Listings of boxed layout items
* Begin *

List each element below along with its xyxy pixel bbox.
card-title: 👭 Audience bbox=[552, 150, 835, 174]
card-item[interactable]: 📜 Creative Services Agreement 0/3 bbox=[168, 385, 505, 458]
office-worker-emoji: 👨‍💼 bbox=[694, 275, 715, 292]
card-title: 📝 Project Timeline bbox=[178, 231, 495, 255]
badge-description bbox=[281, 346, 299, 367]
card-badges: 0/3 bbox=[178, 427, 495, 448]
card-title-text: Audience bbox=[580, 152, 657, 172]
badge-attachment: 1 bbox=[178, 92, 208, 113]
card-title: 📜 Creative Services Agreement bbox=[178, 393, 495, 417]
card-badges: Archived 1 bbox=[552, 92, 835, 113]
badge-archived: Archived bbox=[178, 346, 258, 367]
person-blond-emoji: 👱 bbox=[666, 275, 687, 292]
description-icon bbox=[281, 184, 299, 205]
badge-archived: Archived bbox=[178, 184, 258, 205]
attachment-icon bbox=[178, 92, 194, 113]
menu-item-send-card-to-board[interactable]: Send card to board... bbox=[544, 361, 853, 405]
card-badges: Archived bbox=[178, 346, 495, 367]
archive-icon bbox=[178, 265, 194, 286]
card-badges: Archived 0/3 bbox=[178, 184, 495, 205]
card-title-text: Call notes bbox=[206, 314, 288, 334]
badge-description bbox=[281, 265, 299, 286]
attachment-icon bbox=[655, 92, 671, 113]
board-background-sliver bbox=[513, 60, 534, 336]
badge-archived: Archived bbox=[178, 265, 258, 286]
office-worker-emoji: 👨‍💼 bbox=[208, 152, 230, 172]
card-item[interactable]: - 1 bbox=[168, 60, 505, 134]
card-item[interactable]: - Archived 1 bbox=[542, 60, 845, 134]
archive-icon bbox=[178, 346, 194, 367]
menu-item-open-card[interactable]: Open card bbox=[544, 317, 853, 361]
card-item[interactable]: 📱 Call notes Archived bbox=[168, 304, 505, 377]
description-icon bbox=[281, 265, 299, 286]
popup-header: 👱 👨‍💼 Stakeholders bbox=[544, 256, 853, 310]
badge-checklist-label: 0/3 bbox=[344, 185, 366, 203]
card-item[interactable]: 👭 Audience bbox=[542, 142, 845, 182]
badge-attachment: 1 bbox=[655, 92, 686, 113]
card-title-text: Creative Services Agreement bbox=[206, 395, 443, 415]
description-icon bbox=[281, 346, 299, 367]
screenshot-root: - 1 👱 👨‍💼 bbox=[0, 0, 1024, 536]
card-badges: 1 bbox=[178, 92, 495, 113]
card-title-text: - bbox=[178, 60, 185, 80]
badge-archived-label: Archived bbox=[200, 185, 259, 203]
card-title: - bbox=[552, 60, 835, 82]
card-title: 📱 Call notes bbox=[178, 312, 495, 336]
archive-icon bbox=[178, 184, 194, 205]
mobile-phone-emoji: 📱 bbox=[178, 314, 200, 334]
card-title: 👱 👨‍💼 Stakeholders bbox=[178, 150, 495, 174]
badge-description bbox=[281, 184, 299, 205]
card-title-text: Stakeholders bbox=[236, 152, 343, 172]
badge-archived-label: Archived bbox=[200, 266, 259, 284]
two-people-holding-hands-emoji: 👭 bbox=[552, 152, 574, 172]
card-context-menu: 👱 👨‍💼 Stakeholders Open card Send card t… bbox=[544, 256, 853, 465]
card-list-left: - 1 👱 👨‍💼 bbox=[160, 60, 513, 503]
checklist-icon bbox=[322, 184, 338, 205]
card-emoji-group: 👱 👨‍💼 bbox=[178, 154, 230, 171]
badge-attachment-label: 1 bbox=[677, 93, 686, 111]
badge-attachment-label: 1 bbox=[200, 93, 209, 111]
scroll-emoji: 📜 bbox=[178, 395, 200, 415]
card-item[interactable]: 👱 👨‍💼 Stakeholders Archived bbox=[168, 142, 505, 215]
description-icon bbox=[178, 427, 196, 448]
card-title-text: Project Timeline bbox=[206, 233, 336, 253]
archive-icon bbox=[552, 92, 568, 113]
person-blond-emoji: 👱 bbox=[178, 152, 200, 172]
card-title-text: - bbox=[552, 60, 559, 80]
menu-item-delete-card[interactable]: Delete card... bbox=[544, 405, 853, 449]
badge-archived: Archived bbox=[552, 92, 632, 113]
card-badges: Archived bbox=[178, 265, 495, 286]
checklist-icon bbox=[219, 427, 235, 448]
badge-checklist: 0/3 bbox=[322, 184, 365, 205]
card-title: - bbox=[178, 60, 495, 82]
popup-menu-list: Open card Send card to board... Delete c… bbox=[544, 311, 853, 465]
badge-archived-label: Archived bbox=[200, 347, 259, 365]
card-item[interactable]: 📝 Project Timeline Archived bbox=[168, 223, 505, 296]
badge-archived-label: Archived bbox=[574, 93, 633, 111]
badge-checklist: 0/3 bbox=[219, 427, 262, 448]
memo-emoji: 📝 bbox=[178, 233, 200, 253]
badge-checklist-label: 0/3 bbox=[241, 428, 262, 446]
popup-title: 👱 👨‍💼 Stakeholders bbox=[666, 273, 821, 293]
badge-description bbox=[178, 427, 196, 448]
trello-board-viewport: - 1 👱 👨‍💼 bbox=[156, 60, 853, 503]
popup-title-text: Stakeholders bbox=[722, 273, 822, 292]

* End *

# PROMPT:
Reproduce the items word for word, starting with the first line and ending with the line that contains "card-badges: Archived 1", with both of those lines included.

# RESPONSE:
List each element below along with its xyxy pixel bbox.
card-title: 👭 Audience bbox=[552, 150, 835, 174]
card-item[interactable]: 📜 Creative Services Agreement 0/3 bbox=[168, 385, 505, 458]
office-worker-emoji: 👨‍💼 bbox=[694, 275, 715, 292]
card-title: 📝 Project Timeline bbox=[178, 231, 495, 255]
badge-description bbox=[281, 346, 299, 367]
card-badges: 0/3 bbox=[178, 427, 495, 448]
card-title-text: Audience bbox=[580, 152, 657, 172]
badge-attachment: 1 bbox=[178, 92, 208, 113]
card-title: 📜 Creative Services Agreement bbox=[178, 393, 495, 417]
card-badges: Archived 1 bbox=[552, 92, 835, 113]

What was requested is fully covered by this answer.